RECORDS FOR PROCESSING:
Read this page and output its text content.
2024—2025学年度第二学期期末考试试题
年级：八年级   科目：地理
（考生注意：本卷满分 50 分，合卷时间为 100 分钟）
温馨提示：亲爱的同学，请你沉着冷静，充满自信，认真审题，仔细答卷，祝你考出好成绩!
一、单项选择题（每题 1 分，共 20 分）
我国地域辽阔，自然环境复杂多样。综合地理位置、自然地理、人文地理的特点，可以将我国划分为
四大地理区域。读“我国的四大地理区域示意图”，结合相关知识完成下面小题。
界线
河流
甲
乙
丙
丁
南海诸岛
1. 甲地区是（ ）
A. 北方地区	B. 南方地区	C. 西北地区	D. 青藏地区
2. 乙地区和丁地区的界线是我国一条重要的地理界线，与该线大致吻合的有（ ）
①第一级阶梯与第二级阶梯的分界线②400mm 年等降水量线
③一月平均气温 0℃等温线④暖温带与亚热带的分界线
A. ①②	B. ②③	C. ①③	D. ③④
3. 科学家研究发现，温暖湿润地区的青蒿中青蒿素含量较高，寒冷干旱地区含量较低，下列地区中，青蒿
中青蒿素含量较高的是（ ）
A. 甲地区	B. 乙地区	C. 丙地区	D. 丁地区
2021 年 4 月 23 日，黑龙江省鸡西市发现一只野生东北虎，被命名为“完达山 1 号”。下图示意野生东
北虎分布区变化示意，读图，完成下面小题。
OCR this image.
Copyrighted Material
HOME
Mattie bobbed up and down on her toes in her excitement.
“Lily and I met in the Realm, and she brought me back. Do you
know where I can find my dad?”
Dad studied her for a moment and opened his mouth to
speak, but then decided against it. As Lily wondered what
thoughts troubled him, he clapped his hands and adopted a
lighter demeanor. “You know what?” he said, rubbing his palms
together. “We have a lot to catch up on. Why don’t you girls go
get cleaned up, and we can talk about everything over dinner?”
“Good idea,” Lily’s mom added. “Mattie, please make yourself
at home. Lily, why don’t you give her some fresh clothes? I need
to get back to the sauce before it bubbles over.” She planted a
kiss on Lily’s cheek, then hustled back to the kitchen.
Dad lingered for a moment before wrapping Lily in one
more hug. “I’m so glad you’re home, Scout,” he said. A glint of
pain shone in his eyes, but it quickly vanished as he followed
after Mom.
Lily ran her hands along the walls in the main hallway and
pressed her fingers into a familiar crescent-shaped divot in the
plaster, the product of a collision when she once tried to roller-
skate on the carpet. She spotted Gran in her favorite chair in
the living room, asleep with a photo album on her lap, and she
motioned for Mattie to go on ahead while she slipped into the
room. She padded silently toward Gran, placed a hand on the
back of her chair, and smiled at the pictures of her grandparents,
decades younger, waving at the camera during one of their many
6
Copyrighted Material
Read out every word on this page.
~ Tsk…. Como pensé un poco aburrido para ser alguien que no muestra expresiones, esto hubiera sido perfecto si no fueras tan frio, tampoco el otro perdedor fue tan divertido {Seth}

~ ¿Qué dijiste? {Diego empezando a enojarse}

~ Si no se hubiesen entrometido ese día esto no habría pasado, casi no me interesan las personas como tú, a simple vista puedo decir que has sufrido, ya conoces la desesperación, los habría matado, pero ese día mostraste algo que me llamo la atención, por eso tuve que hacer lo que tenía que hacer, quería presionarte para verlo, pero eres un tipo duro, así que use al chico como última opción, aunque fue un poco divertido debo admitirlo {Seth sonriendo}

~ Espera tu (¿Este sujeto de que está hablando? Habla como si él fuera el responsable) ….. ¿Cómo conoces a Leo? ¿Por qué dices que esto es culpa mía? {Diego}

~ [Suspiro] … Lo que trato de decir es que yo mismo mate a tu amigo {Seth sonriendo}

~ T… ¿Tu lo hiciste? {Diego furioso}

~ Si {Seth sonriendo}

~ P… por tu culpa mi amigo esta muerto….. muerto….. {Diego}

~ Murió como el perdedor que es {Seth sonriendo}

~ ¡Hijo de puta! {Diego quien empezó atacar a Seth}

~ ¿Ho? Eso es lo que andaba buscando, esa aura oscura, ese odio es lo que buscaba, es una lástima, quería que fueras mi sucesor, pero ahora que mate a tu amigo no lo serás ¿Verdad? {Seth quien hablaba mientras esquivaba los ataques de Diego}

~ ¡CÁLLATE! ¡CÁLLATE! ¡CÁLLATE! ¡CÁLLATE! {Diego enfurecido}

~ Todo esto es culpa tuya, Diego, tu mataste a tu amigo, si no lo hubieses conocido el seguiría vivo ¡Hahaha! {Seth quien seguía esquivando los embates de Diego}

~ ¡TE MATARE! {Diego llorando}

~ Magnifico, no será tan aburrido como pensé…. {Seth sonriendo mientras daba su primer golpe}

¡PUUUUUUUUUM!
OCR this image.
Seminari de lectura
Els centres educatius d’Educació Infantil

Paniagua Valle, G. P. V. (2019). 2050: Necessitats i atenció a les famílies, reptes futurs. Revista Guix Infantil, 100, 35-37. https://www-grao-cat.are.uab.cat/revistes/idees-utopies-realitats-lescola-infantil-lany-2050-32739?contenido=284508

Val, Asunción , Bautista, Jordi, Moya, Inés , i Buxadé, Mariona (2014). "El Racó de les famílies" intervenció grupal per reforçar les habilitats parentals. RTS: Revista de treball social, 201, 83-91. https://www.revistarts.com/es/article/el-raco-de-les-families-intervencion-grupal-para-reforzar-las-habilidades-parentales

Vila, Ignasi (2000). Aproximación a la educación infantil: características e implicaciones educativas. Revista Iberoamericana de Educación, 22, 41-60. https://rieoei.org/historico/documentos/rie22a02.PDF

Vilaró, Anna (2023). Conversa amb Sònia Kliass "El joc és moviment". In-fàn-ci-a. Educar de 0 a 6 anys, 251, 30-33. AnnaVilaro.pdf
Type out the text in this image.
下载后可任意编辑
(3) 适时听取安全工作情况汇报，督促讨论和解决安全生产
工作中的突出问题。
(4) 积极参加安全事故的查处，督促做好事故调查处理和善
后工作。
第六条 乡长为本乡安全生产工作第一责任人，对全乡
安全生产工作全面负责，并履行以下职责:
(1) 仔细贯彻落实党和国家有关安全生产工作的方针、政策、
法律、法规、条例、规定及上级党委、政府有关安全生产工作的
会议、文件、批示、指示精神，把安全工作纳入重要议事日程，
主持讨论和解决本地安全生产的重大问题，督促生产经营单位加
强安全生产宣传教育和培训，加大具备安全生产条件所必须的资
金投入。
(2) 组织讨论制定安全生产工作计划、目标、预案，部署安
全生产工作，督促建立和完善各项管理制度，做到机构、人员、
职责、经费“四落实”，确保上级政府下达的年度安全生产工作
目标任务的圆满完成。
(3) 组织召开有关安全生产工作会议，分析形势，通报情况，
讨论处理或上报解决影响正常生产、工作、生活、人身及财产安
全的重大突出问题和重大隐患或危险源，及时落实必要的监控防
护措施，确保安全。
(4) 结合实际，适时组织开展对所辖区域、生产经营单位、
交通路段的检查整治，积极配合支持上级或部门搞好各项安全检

THE REQUEST: Write out the full listing exactly as given.

IN RESPONSE:
Read this page and output its text content.
2024—2025学年度第二学期期末考试试题
年级：八年级   科目：地理
（考生注意：本卷满分 50 分，合卷时间为 100 分钟）
温馨提示：亲爱的同学，请你沉着冷静，充满自信，认真审题，仔细答卷，祝你考出好成绩!
一、单项选择题（每题 1 分，共 20 分）
我国地域辽阔，自然环境复杂多样。综合地理位置、自然地理、人文地理的特点，可以将我国划分为
四大地理区域。读“我国的四大地理区域示意图”，结合相关知识完成下面小题。
界线
河流
甲
乙
丙
丁
南海诸岛
1. 甲地区是（ ）
A. 北方地区	B. 南方地区	C. 西北地区	D. 青藏地区
2. 乙地区和丁地区的界线是我国一条重要的地理界线，与该线大致吻合的有（ ）
①第一级阶梯与第二级阶梯的分界线②400mm 年等降水量线
③一月平均气温 0℃等温线④暖温带与亚热带的分界线
A. ①②	B. ②③	C. ①③	D. ③④
3. 科学家研究发现，温暖湿润地区的青蒿中青蒿素含量较高，寒冷干旱地区含量较低，下列地区中，青蒿
中青蒿素含量较高的是（ ）
A. 甲地区	B. 乙地区	C. 丙地区	D. 丁地区
2021 年 4 月 23 日，黑龙江省鸡西市发现一只野生东北虎，被命名为“完达山 1 号”。下图示意野生东
北虎分布区变化示意，读图，完成下面小题。
OCR this image.
Copyrighted Material
HOME
Mattie bobbed up and down on her toes in her excitement.
“Lily and I met in the Realm, and she brought me back. Do you
know where I can find my dad?”
Dad studied her for a moment and opened his mouth to
speak, but then decided against it. As Lily wondered what
thoughts troubled him, he clapped his hands and adopted a
lighter demeanor. “You know what?” he said, rubbing his palms
together. “We have a lot to catch up on. Why don’t you girls go
get cleaned up, and we can talk about everything over dinner?”
“Good idea,” Lily’s mom added. “Mattie, please make yourself
at home. Lily, why don’t you give her some fresh clothes? I need
to get back to the sauce before it bubbles over.” She planted a
kiss on Lily’s cheek, then hustled back to the kitchen.
Dad lingered for a moment before wrapping Lily in one
more hug. “I’m so glad you’re home, Scout,” he said. A glint of
pain shone in his eyes, but it quickly vanished as he followed
after Mom.
Lily ran her hands along the walls in the main hallway and
pressed her fingers into a familiar crescent-shaped divot in the
plaster, the product of a collision when she once tried to roller-
skate on the carpet. She spotted Gran in her favorite chair in
the living room, asleep with a photo album on her lap, and she
motioned for Mattie to go on ahead while she slipped into the
room. She padded silently toward Gran, placed a hand on the
back of her chair, and smiled at the pictures of her grandparents,
decades younger, waving at the camera during one of their many
6
Copyrighted Material
Read out every word on this page.
~ Tsk…. Como pensé un poco aburrido para ser alguien que no muestra expresiones, esto hubiera sido perfecto si no fueras tan frio, tampoco el otro perdedor fue tan divertido {Seth}

~ ¿Qué dijiste? {Diego empezando a enojarse}

~ Si no se hubiesen entrometido ese día esto no habría pasado, casi no me interesan las personas como tú, a simple vista puedo decir que has sufrido, ya conoces la desesperación, los habría matado, pero ese día mostraste algo que me llamo la atención, por eso tuve que hacer lo que tenía que hacer, quería presionarte para verlo, pero eres un tipo duro, así que use al chico como última opción, aunque fue un poco divertido debo admitirlo {Seth sonriendo}

~ Espera tu (¿Este sujeto de que está hablando? Habla como si él fuera el responsable) ….. ¿Cómo conoces a Leo? ¿Por qué dices que esto es culpa mía? {Diego}

~ [Suspiro] … Lo que trato de decir es que yo mismo mate a tu amigo {Seth sonriendo}

~ T… ¿Tu lo hiciste? {Diego furioso}

~ Si {Seth sonriendo}

~ P… por tu culpa mi amigo esta muerto….. muerto….. {Diego}

~ Murió como el perdedor que es {Seth sonriendo}

~ ¡Hijo de puta! {Diego quien empezó atacar a Seth}

~ ¿Ho? Eso es lo que andaba buscando, esa aura oscura, ese odio es lo que buscaba, es una lástima, quería que fueras mi sucesor, pero ahora que mate a tu amigo no lo serás ¿Verdad? {Seth quien hablaba mientras esquivaba los ataques de Diego}

~ ¡CÁLLATE! ¡CÁLLATE! ¡CÁLLATE! ¡CÁLLATE! {Diego enfurecido}

~ Todo esto es culpa tuya, Diego, tu mataste a tu amigo, si no lo hubieses conocido el seguiría vivo ¡Hahaha! {Seth quien seguía esquivando los embates de Diego}

~ ¡TE MATARE! {Diego llorando}

~ Magnifico, no será tan aburrido como pensé…. {Seth sonriendo mientras daba su primer golpe}

¡PUUUUUUUUUM!
OCR this image.
Seminari de lectura
Els centres educatius d’Educació Infantil

Paniagua Valle, G. P. V. (2019). 2050: Necessitats i atenció a les famílies, reptes futurs. Revista Guix Infantil, 100, 35-37. https://www-grao-cat.are.uab.cat/revistes/idees-utopies-realitats-lescola-infantil-lany-2050-32739?contenido=284508

Val, Asunción , Bautista, Jordi, Moya, Inés , i Buxadé, Mariona (2014). "El Racó de les famílies" intervenció grupal per reforçar les habilitats parentals. RTS: Revista de treball social, 201, 83-91. https://www.revistarts.com/es/article/el-raco-de-les-families-intervencion-grupal-para-reforzar-las-habilidades-parentales

Vila, Ignasi (2000). Aproximación a la educación infantil: características e implicaciones educativas. Revista Iberoamericana de Educación, 22, 41-60. https://rieoei.org/historico/documentos/rie22a02.PDF

Vilaró, Anna (2023). Conversa amb Sònia Kliass "El joc és moviment". In-fàn-ci-a. Educar de 0 a 6 anys, 251, 30-33. AnnaVilaro.pdf
Type out the text in this image.
下载后可任意编辑
(3) 适时听取安全工作情况汇报，督促讨论和解决安全生产
工作中的突出问题。
(4) 积极参加安全事故的查处，督促做好事故调查处理和善
后工作。
第六条 乡长为本乡安全生产工作第一责任人，对全乡
安全生产工作全面负责，并履行以下职责:
(1) 仔细贯彻落实党和国家有关安全生产工作的方针、政策、
法律、法规、条例、规定及上级党委、政府有关安全生产工作的
会议、文件、批示、指示精神，把安全工作纳入重要议事日程，
主持讨论和解决本地安全生产的重大问题，督促生产经营单位加
强安全生产宣传教育和培训，加大具备安全生产条件所必须的资
金投入。
(2) 组织讨论制定安全生产工作计划、目标、预案，部署安
全生产工作，督促建立和完善各项管理制度，做到机构、人员、
职责、经费“四落实”，确保上级政府下达的年度安全生产工作
目标任务的圆满完成。
(3) 组织召开有关安全生产工作会议，分析形势，通报情况，
讨论处理或上报解决影响正常生产、工作、生活、人身及财产安
全的重大突出问题和重大隐患或危险源，及时落实必要的监控防
护措施，确保安全。
(4) 结合实际，适时组织开展对所辖区域、生产经营单位、
交通路段的检查整治，积极配合支持上级或部门搞好各项安全检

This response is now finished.